◆ Task instructions: Quote the data below in full, please, without altering anything.

◆ The input:
◆ ◆ ◆ ◆ ◆ ◆ ◆

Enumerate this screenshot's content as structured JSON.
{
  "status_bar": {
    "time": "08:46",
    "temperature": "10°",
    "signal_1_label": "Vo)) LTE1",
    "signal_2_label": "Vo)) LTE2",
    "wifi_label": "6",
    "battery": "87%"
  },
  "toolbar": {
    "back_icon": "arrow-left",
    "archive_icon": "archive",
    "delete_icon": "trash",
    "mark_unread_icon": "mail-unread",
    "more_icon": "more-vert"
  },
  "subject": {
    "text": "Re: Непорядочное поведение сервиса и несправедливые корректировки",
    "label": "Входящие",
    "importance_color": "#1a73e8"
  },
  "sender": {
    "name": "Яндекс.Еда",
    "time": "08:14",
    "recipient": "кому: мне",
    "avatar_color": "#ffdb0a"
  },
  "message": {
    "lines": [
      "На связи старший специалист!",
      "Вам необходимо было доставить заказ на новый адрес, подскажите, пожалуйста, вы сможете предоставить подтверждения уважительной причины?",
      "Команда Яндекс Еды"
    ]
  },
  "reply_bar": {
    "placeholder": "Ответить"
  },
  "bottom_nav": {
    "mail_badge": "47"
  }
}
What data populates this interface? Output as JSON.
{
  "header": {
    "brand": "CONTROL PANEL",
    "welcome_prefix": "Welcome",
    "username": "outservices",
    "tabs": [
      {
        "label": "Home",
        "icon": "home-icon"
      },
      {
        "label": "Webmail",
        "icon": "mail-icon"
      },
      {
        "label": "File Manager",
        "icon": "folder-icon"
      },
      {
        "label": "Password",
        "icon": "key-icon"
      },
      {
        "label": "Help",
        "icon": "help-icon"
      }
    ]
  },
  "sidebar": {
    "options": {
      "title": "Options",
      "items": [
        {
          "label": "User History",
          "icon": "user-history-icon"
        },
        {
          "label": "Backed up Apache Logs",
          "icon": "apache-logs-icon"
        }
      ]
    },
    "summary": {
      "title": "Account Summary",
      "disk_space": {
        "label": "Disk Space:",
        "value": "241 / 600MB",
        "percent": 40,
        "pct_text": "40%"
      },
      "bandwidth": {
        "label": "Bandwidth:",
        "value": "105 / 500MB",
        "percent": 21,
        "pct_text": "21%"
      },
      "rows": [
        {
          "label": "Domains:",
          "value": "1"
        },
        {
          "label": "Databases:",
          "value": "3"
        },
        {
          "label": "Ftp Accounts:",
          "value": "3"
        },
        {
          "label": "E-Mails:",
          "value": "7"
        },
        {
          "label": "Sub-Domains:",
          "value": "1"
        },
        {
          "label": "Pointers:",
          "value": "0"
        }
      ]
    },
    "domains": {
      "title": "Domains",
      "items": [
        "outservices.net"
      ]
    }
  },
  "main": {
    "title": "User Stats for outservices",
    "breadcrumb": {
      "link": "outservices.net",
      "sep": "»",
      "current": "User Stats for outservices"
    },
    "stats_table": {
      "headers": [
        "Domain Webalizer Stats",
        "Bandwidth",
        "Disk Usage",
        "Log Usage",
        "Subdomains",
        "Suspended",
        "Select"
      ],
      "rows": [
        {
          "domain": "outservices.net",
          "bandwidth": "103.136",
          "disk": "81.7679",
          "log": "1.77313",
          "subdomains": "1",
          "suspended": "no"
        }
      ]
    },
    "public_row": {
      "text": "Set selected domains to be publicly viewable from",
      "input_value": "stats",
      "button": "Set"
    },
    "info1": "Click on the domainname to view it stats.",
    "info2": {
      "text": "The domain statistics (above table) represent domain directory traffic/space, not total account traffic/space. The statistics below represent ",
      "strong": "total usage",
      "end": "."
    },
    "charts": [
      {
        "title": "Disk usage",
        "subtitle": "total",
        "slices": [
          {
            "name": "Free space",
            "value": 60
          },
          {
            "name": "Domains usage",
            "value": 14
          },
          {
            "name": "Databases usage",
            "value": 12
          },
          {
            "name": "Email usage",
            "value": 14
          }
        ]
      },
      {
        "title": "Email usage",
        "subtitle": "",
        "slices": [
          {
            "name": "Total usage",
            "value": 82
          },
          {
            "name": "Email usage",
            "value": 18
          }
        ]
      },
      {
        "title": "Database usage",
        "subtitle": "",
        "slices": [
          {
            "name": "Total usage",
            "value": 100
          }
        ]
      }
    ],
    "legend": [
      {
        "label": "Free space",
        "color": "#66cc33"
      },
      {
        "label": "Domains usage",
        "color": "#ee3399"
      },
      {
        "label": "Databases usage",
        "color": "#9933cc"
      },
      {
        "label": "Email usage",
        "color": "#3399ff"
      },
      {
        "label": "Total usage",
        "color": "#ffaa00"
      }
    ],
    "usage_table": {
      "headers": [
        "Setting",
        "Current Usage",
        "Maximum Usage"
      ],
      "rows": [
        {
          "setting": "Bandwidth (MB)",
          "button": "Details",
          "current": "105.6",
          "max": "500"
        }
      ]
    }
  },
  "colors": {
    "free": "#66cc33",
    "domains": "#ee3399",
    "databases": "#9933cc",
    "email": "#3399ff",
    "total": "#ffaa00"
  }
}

◆ ◆ ◆ ◆ ◆ ◆ ◆

◆ Complete output:
Enumerate this screenshot's content as structured JSON.
{
  "status_bar": {
    "time": "08:46",
    "temperature": "10°",
    "signal_1_label": "Vo)) LTE1",
    "signal_2_label": "Vo)) LTE2",
    "wifi_label": "6",
    "battery": "87%"
  },
  "toolbar": {
    "back_icon": "arrow-left",
    "archive_icon": "archive",
    "delete_icon": "trash",
    "mark_unread_icon": "mail-unread",
    "more_icon": "more-vert"
  },
  "subject": {
    "text": "Re: Непорядочное поведение сервиса и несправедливые корректировки",
    "label": "Входящие",
    "importance_color": "#1a73e8"
  },
  "sender": {
    "name": "Яндекс.Еда",
    "time": "08:14",
    "recipient": "кому: мне",
    "avatar_color": "#ffdb0a"
  },
  "message": {
    "lines": [
      "На связи старший специалист!",
      "Вам необходимо было доставить заказ на новый адрес, подскажите, пожалуйста, вы сможете предоставить подтверждения уважительной причины?",
      "Команда Яндекс Еды"
    ]
  },
  "reply_bar": {
    "placeholder": "Ответить"
  },
  "bottom_nav": {
    "mail_badge": "47"
  }
}
What data populates this interface? Output as JSON.
{
  "header": {
    "brand": "CONTROL PANEL",
    "welcome_prefix": "Welcome",
    "username": "outservices",
    "tabs": [
      {
        "label": "Home",
        "icon": "home-icon"
      },
      {
        "label": "Webmail",
        "icon": "mail-icon"
      },
      {
        "label": "File Manager",
        "icon": "folder-icon"
      },
      {
        "label": "Password",
        "icon": "key-icon"
      },
      {
        "label": "Help",
        "icon": "help-icon"
      }
    ]
  },
  "sidebar": {
    "options": {
      "title": "Options",
      "items": [
        {
          "label": "User History",
          "icon": "user-history-icon"
        },
        {
          "label": "Backed up Apache Logs",
          "icon": "apache-logs-icon"
        }
      ]
    },
    "summary": {
      "title": "Account Summary",
      "disk_space": {
        "label": "Disk Space:",
        "value": "241 / 600MB",
        "percent": 40,
        "pct_text": "40%"
      },
      "bandwidth": {
        "label": "Bandwidth:",
        "value": "105 / 500MB",
        "percent": 21,
        "pct_text": "21%"
      },
      "rows": [
        {
          "label": "Domains:",
          "value": "1"
        },
        {
          "label": "Databases:",
          "value": "3"
        },
        {
          "label": "Ftp Accounts:",
          "value": "3"
        },
        {
          "label": "E-Mails:",
          "value": "7"
        },
        {
          "label": "Sub-Domains:",
          "value": "1"
        },
        {
          "label": "Pointers:",
          "value": "0"
        }
      ]
    },
    "domains": {
      "title": "Domains",
      "items": [
        "outservices.net"
      ]
    }
  },
  "main": {
    "title": "User Stats for outservices",
    "breadcrumb": {
      "link": "outservices.net",
      "sep": "»",
      "current": "User Stats for outservices"
    },
    "stats_table": {
      "headers": [
        "Domain Webalizer Stats",
        "Bandwidth",
        "Disk Usage",
        "Log Usage",
        "Subdomains",
        "Suspended",
        "Select"
      ],
      "rows": [
        {
          "domain": "outservices.net",
          "bandwidth": "103.136",
          "disk": "81.7679",
          "log": "1.77313",
          "subdomains": "1",
          "suspended": "no"
        }
      ]
    },
    "public_row": {
      "text": "Set selected domains to be publicly viewable from",
      "input_value": "stats",
      "button": "Set"
    },
    "info1": "Click on the domainname to view it stats.",
    "info2": {
      "text": "The domain statistics (above table) represent domain directory traffic/space, not total account traffic/space. The statistics below represent ",
      "strong": "total usage",
      "end": "."
    },
    "charts": [
      {
        "title": "Disk usage",
        "subtitle": "total",
        "slices": [
          {
            "name": "Free space",
            "value": 60
          },
          {
            "name": "Domains usage",
            "value": 14
          },
          {
            "name": "Databases usage",
            "value": 12
          },
          {
            "name": "Email usage",
            "value": 14
          }
        ]
      },
      {
        "title": "Email usage",
        "subtitle": "",
        "slices": [
          {
            "name": "Total usage",
            "value": 82
          },
          {
            "name": "Email usage",
            "value": 18
          }
        ]
      },
      {
        "title": "Database usage",
        "subtitle": "",
        "slices": [
          {
            "name": "Total usage",
            "value": 100
          }
        ]
      }
    ],
    "legend": [
      {
        "label": "Free space",
        "color": "#66cc33"
      },
      {
        "label": "Domains usage",
        "color": "#ee3399"
      },
      {
        "label": "Databases usage",
        "color": "#9933cc"
      },
      {
        "label": "Email usage",
        "color": "#3399ff"
      },
      {
        "label": "Total usage",
        "color": "#ffaa00"
      }
    ],
    "usage_table": {
      "headers": [
        "Setting",
        "Current Usage",
        "Maximum Usage"
      ],
      "rows": [
        {
          "setting": "Bandwidth (MB)",
          "button": "Details",
          "current": "105.6",
          "max": "500"
        }
      ]
    }
  },
  "colors": {
    "free": "#66cc33",
    "domains": "#ee3399",
    "databases": "#9933cc",
    "email": "#3399ff",
    "total": "#ffaa00"
  }
}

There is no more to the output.